Task brief » Return a copy of each line that holds the string "Klinimetrie".

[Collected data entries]
•••••

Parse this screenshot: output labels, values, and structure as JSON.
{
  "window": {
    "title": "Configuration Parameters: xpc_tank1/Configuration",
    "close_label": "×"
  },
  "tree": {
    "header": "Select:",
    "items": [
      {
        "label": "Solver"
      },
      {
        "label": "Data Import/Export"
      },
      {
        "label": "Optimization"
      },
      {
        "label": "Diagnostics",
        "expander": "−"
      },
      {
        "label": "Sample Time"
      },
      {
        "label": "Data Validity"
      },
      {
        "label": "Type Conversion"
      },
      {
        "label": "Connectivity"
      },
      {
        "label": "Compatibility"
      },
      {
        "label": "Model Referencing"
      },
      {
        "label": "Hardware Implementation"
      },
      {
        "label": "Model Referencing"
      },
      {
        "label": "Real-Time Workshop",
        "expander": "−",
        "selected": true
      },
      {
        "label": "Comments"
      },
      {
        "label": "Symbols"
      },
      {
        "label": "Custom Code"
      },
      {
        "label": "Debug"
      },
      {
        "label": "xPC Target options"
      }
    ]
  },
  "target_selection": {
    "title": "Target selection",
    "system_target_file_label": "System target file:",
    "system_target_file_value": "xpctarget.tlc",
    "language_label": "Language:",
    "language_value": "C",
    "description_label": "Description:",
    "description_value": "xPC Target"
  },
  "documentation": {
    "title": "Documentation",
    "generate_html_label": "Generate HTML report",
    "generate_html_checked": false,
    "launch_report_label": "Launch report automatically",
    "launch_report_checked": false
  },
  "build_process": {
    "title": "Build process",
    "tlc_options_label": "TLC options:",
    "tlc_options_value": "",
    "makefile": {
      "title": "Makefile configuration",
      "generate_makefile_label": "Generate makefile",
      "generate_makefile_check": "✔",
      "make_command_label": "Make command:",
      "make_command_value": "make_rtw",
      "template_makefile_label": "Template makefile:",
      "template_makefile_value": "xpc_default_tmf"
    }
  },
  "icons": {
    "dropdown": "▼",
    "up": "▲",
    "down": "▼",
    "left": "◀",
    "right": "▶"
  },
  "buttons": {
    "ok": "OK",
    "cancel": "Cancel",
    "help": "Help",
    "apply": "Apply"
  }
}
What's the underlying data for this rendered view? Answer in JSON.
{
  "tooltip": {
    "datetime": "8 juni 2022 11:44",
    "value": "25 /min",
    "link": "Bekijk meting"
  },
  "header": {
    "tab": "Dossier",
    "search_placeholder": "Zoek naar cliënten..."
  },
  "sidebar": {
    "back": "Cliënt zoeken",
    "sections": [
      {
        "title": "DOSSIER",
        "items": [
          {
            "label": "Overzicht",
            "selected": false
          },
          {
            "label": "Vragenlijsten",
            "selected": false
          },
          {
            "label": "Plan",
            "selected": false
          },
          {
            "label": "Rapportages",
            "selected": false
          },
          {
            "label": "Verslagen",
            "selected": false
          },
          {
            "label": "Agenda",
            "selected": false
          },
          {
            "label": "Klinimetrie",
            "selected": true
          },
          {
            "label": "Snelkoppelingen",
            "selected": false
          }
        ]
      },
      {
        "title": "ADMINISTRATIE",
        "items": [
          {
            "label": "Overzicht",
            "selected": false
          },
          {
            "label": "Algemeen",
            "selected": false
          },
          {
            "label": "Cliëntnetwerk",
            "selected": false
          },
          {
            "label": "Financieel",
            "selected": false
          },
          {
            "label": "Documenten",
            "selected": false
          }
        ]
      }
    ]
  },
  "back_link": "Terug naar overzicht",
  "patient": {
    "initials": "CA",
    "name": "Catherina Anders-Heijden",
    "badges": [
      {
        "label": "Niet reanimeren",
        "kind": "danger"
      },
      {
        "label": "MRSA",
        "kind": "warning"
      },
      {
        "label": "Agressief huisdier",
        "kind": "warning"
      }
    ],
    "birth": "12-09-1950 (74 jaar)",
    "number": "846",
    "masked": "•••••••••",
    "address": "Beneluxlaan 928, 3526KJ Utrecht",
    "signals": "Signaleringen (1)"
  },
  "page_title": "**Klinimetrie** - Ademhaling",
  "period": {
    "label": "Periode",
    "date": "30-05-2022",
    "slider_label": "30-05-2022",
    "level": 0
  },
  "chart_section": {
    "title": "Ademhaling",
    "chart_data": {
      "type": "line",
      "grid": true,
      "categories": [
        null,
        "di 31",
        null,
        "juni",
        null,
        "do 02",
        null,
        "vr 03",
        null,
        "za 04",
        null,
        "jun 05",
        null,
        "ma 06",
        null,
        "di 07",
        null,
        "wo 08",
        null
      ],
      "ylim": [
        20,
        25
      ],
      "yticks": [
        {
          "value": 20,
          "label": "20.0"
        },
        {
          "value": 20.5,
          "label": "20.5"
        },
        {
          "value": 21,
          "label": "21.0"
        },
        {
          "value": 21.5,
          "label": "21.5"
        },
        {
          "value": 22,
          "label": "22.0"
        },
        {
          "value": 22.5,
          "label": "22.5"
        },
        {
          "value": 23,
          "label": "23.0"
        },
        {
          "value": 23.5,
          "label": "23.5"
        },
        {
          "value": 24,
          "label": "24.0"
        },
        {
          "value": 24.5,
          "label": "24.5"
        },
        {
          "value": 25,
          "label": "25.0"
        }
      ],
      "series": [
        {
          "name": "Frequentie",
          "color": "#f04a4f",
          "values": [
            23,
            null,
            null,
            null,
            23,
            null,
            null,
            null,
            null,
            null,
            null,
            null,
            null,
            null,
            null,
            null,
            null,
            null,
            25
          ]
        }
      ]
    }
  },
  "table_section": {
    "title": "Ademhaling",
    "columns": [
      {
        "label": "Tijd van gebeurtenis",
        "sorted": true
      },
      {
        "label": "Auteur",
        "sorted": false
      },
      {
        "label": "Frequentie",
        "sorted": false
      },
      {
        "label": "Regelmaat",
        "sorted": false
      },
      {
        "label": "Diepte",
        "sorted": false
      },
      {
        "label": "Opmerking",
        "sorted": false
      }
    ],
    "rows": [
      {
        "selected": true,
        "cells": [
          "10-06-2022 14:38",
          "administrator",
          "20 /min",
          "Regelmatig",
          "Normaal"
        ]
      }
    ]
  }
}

•••••

Completed exercise »
            "label": "Klinimetrie",
  "page_title": "**Klinimetrie** - Ademhaling",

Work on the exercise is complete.